■ What is required ■
Go through the material below and copy all lines with "SAARBRÜCK".

■ Dataset items ■
━━━━━━━━━━━━━━━━━━━━━━━━━━━━━━
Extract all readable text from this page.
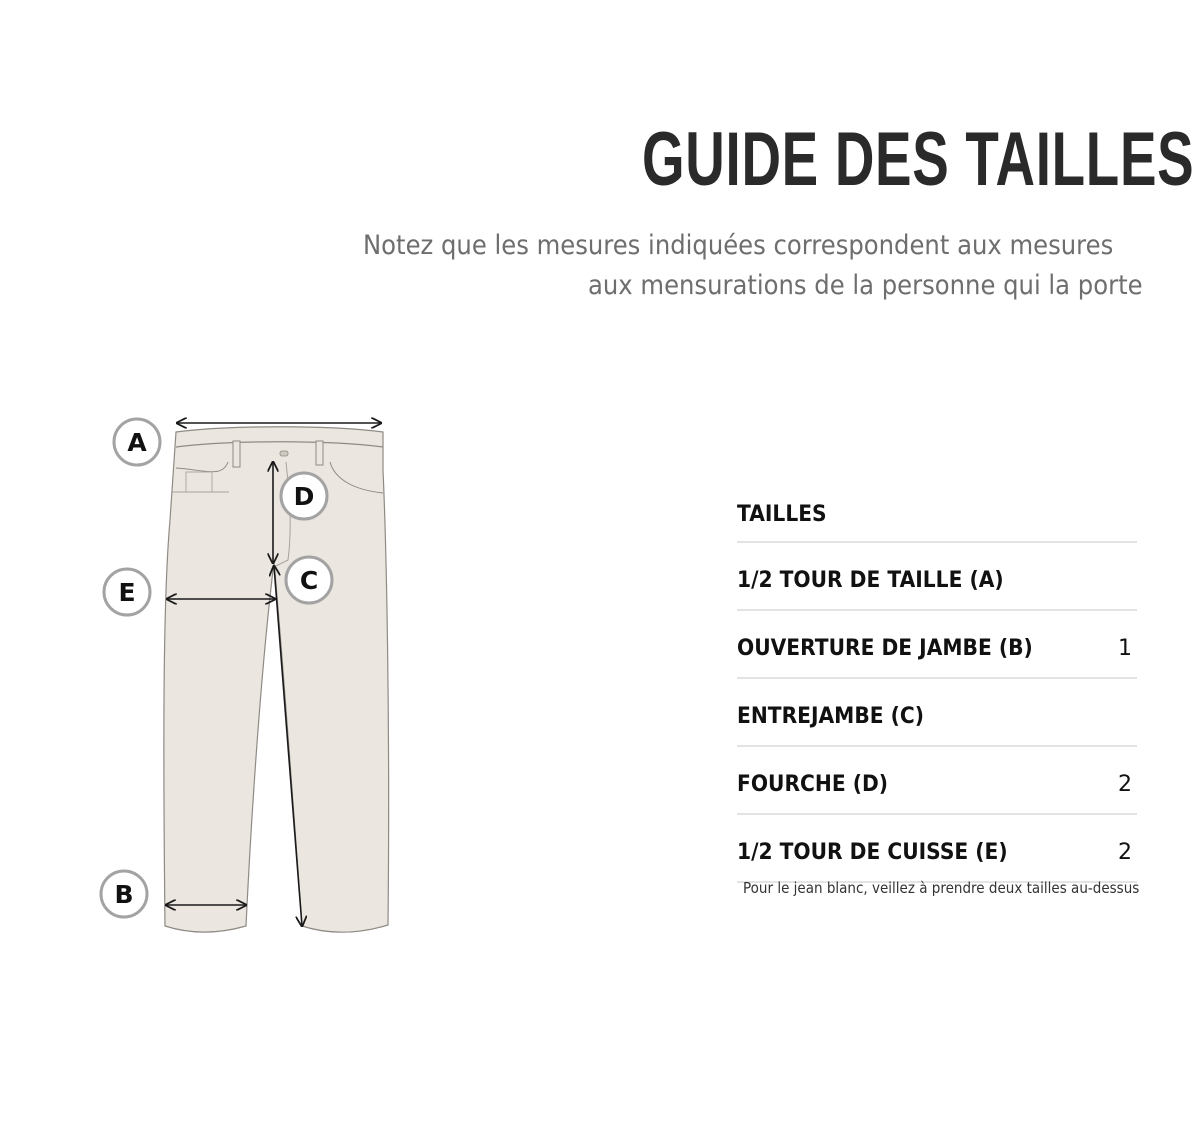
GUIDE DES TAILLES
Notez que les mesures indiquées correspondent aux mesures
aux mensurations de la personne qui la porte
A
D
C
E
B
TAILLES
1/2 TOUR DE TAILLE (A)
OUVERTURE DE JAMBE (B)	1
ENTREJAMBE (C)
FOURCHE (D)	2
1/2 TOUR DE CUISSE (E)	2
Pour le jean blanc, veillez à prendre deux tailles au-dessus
━━━━━━━━━━━━━━━━━━━━━━━━━━━━━━
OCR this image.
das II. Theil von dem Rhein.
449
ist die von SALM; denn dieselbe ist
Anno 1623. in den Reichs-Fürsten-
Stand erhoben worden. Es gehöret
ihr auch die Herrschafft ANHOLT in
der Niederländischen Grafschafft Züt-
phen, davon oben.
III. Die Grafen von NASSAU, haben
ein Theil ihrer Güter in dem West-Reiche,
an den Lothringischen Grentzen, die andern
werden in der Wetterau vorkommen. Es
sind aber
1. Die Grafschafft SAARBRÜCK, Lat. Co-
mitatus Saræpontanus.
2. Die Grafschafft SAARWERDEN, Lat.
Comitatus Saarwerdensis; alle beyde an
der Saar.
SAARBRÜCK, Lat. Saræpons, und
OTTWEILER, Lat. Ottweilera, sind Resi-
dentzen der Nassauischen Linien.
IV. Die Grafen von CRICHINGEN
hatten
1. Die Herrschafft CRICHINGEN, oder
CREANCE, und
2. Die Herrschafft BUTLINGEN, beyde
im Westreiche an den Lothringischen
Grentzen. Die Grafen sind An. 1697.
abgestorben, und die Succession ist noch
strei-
━━━━━━━━━━━━━━━━━━━━━━━━━━━━━━
■ Exercise solution ■
1. Die Grafschafft SAARBRÜCK, Lat. Co-
SAARBRÜCK, Lat. Saræpons, und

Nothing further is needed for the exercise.